Data entries
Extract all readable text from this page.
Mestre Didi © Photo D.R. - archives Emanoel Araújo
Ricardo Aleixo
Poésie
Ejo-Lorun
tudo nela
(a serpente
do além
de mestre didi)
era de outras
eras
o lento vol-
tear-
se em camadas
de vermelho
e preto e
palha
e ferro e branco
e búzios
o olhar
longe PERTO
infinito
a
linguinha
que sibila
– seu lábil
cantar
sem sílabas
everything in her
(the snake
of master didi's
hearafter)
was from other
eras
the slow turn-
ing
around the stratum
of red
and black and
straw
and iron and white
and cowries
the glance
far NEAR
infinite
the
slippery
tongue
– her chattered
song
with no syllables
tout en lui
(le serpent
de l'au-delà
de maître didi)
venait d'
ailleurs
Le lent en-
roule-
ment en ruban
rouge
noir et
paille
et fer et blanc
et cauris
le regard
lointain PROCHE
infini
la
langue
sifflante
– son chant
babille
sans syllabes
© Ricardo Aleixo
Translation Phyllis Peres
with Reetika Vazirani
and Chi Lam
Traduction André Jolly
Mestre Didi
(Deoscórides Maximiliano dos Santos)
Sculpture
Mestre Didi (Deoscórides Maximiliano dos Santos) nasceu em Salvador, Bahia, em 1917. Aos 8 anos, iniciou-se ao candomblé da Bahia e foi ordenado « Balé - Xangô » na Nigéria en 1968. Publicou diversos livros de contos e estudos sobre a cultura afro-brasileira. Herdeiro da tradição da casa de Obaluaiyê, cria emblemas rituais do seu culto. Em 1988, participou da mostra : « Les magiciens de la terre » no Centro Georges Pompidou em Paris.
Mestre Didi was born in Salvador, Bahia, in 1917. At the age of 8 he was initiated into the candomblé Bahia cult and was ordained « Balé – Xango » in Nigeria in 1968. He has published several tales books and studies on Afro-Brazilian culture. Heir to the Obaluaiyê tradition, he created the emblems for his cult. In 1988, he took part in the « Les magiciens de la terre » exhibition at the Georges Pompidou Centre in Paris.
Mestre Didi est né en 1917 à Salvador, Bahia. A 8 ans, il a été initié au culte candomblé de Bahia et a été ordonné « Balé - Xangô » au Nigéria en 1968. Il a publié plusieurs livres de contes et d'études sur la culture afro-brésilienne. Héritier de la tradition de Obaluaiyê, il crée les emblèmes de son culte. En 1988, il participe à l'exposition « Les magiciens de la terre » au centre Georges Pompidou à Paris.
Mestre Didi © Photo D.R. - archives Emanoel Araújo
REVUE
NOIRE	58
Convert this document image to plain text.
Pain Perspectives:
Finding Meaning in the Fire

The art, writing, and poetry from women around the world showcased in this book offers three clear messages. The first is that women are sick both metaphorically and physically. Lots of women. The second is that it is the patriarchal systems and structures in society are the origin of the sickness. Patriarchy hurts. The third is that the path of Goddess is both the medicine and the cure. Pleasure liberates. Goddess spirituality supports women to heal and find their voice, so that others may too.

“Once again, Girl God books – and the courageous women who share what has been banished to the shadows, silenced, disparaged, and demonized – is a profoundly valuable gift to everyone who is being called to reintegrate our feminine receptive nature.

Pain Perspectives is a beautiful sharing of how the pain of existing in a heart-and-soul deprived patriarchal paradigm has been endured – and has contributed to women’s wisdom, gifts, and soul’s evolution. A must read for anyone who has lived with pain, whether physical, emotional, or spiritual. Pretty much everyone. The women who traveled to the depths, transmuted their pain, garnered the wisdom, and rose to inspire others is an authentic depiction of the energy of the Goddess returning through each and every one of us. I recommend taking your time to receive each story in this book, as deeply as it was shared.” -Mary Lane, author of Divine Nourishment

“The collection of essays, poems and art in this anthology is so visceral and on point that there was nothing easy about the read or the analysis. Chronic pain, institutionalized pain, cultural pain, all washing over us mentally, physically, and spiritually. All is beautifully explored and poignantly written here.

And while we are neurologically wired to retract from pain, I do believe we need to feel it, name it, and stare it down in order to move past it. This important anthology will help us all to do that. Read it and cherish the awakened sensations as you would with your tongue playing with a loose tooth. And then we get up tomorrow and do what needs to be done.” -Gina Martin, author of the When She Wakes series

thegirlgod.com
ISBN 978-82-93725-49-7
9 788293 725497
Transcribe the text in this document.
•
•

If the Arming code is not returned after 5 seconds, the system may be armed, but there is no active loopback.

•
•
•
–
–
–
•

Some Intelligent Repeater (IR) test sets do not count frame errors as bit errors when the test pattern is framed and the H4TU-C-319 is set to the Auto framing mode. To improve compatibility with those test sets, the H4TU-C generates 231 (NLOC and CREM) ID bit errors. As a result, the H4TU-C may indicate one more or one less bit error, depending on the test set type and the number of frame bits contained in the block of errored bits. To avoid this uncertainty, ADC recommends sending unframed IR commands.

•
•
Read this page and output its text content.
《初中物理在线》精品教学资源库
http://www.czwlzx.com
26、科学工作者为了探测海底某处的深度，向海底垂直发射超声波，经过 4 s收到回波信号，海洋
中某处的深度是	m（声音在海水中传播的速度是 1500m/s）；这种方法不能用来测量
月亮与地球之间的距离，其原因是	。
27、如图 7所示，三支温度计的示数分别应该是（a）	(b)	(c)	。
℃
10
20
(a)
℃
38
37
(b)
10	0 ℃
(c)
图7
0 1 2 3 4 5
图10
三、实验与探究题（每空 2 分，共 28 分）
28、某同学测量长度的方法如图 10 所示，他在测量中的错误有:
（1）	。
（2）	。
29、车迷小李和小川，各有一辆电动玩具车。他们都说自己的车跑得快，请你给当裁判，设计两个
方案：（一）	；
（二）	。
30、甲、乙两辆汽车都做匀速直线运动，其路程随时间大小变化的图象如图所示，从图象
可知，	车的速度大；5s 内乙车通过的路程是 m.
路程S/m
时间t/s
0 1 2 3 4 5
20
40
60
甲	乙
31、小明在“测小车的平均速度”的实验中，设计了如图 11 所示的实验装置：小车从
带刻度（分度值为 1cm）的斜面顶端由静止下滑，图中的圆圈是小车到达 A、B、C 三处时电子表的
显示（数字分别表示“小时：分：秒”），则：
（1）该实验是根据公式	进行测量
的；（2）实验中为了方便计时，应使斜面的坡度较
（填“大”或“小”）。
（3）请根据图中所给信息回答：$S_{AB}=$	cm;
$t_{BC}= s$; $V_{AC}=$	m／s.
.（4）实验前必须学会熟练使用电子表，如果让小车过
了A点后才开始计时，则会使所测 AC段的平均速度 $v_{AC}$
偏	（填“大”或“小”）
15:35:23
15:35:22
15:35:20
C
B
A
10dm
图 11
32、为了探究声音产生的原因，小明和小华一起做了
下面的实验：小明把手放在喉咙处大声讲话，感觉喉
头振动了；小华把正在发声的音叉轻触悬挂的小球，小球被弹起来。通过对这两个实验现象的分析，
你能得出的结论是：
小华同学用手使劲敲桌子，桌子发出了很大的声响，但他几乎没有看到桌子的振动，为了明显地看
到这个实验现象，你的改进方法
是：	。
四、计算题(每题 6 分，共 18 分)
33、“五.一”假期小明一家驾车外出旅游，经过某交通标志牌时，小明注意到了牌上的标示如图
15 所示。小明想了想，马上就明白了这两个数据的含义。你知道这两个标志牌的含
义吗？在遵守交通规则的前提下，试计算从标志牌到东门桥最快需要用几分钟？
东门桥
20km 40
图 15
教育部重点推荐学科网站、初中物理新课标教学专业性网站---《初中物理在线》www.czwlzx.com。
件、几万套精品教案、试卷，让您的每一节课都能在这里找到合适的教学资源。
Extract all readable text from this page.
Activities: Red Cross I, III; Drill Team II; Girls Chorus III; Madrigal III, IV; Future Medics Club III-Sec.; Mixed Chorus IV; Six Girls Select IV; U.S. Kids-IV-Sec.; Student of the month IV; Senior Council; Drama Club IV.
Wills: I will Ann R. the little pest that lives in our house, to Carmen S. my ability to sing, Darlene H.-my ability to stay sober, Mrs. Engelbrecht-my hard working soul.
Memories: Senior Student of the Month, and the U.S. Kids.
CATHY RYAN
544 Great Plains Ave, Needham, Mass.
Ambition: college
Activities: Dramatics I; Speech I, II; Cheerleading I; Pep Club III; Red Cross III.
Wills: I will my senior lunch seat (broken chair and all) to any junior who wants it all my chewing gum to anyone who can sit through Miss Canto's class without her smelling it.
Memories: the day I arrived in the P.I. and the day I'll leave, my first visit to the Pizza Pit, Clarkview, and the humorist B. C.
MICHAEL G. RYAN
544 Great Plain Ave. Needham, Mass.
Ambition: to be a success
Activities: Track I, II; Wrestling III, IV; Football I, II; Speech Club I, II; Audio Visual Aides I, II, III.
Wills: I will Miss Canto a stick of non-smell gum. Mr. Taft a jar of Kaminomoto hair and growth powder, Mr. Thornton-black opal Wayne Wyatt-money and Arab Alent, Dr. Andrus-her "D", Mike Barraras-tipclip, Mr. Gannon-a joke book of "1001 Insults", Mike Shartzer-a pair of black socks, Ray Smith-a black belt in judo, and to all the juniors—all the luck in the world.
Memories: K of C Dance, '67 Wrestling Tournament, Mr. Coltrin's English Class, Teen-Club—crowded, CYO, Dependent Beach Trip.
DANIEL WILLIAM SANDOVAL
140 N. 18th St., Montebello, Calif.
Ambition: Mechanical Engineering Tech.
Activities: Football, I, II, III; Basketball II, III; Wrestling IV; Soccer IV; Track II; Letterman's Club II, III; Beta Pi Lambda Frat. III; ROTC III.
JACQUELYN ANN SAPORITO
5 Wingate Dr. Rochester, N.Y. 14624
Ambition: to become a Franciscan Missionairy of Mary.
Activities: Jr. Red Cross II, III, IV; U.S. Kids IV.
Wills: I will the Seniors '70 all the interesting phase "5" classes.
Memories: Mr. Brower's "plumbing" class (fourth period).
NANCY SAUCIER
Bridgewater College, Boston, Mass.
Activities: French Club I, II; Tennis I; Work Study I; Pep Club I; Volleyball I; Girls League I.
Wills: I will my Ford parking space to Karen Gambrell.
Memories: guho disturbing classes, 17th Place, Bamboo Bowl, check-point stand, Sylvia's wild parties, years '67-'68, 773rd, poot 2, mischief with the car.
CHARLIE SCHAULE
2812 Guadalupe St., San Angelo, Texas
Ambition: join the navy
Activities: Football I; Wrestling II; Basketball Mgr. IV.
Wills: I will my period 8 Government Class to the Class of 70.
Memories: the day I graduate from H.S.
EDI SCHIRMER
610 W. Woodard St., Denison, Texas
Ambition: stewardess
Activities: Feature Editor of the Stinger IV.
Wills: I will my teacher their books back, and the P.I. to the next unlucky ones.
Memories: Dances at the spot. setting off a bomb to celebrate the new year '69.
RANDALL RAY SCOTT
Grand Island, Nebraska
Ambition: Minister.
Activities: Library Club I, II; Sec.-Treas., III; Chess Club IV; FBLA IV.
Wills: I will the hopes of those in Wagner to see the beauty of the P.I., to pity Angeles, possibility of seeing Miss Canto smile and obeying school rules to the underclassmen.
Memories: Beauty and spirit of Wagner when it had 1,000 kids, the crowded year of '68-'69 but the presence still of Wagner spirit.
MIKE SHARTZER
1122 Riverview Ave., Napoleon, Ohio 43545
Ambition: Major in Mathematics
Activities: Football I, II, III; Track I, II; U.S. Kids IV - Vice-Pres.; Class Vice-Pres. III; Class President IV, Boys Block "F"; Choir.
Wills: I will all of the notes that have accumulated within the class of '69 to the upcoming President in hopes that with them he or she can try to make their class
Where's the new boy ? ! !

EXERCISE:
Note how many lines of the material contain the string "Cross". Then report that number by itself.

WRITTEN SOLUTION:
3